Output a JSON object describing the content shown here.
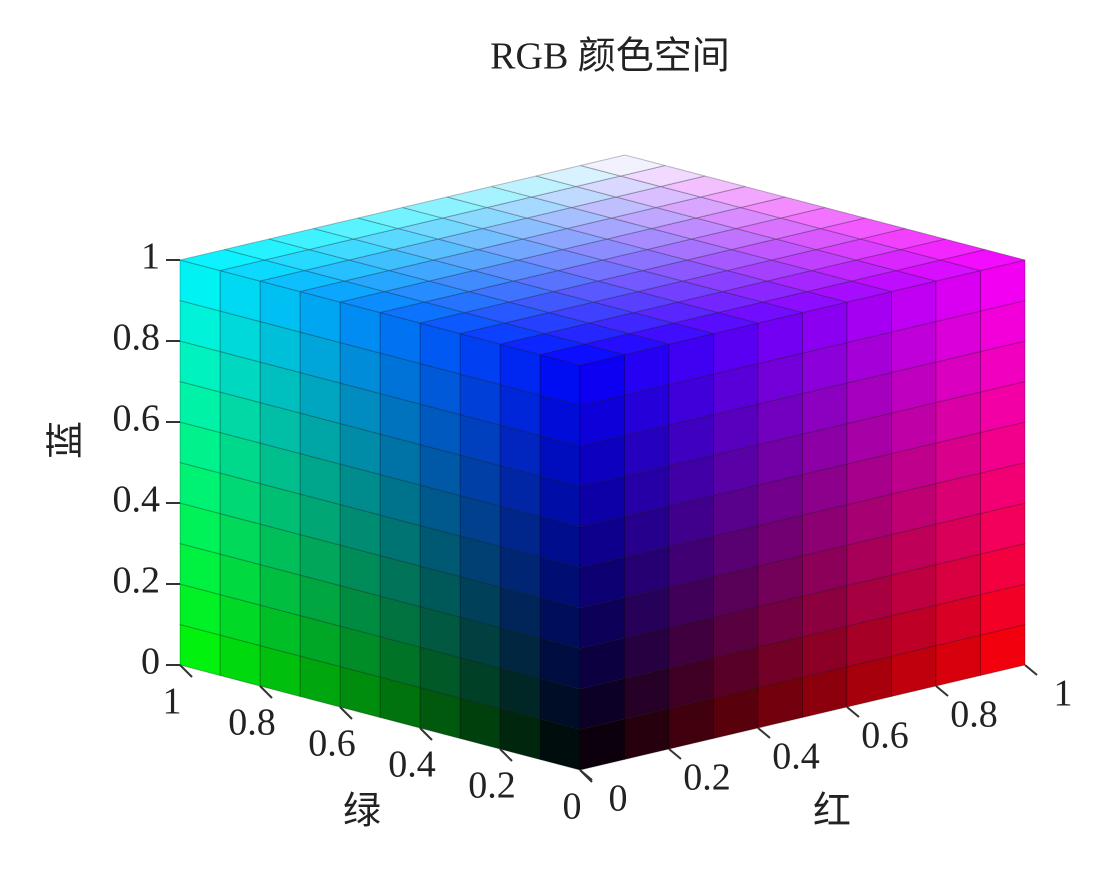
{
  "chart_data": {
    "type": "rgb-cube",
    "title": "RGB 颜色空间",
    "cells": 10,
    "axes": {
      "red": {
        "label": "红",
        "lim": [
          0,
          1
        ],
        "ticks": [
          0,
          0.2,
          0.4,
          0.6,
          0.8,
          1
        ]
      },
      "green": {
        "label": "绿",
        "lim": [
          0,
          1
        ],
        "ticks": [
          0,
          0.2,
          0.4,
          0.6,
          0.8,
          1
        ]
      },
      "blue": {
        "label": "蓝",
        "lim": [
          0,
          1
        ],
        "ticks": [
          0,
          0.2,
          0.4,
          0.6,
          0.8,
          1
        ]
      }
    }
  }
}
==
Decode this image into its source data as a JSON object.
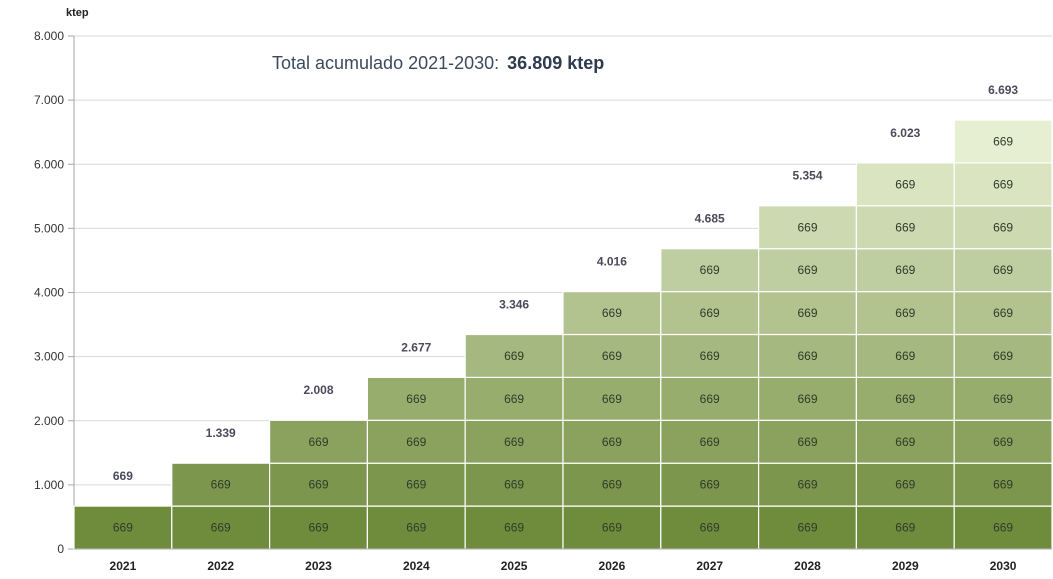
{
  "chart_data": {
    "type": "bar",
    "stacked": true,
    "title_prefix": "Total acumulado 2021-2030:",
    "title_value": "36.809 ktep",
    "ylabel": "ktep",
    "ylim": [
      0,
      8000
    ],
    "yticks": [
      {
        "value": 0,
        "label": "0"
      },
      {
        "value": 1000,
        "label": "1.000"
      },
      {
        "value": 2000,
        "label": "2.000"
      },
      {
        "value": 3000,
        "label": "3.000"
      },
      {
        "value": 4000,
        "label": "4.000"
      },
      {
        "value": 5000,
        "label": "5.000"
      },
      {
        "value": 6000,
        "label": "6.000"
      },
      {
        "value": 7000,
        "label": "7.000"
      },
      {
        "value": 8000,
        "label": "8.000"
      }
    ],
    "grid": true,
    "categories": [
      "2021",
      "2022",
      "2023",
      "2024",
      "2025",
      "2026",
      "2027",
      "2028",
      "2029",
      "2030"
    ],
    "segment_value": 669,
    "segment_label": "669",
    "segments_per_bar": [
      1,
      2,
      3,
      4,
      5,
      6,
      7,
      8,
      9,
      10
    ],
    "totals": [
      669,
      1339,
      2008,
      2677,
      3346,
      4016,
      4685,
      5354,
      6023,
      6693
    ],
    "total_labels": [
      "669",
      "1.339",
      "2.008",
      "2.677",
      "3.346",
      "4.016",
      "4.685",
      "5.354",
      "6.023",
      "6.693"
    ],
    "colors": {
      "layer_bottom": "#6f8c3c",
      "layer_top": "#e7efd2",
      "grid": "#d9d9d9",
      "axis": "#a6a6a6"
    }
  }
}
---
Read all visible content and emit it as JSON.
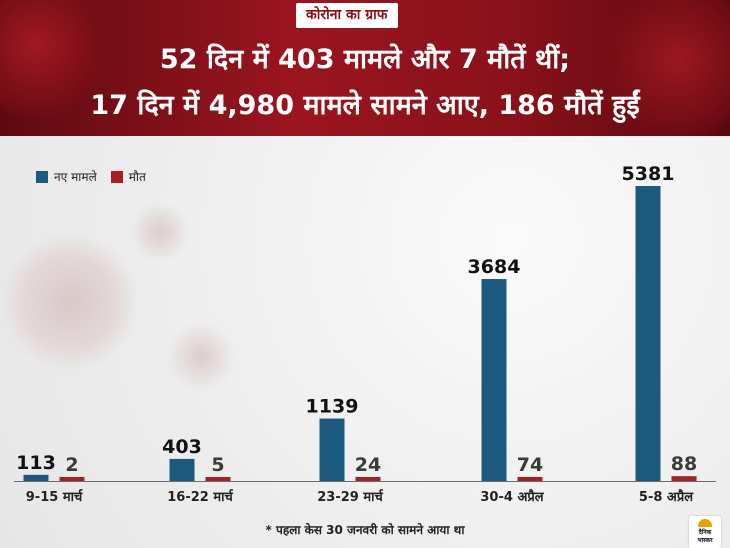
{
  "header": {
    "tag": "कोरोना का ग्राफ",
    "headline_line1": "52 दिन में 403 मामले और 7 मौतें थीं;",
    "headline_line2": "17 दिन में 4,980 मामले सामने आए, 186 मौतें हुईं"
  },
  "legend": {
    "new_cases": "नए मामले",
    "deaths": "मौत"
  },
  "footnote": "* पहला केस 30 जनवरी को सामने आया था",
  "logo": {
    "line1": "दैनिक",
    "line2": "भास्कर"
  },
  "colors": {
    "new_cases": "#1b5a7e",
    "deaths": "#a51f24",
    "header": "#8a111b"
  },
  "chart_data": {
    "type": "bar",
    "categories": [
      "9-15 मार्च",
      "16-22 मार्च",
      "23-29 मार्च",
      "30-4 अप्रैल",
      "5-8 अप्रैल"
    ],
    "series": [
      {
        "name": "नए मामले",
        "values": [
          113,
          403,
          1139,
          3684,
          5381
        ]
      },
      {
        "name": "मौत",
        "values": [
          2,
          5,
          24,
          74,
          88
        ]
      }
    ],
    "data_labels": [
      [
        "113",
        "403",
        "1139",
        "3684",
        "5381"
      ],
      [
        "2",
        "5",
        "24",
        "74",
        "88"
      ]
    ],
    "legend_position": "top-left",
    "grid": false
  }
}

◆ **EXERCISE PROMPT**: For this exercise, gather every line of the data that contains the word "JSON".

◆ **COMPLETE RESPONSE**:
Output a JSON object describing the content shown here.
Decode this image into its source data as a JSON object.
Read all visible content and emit it as JSON.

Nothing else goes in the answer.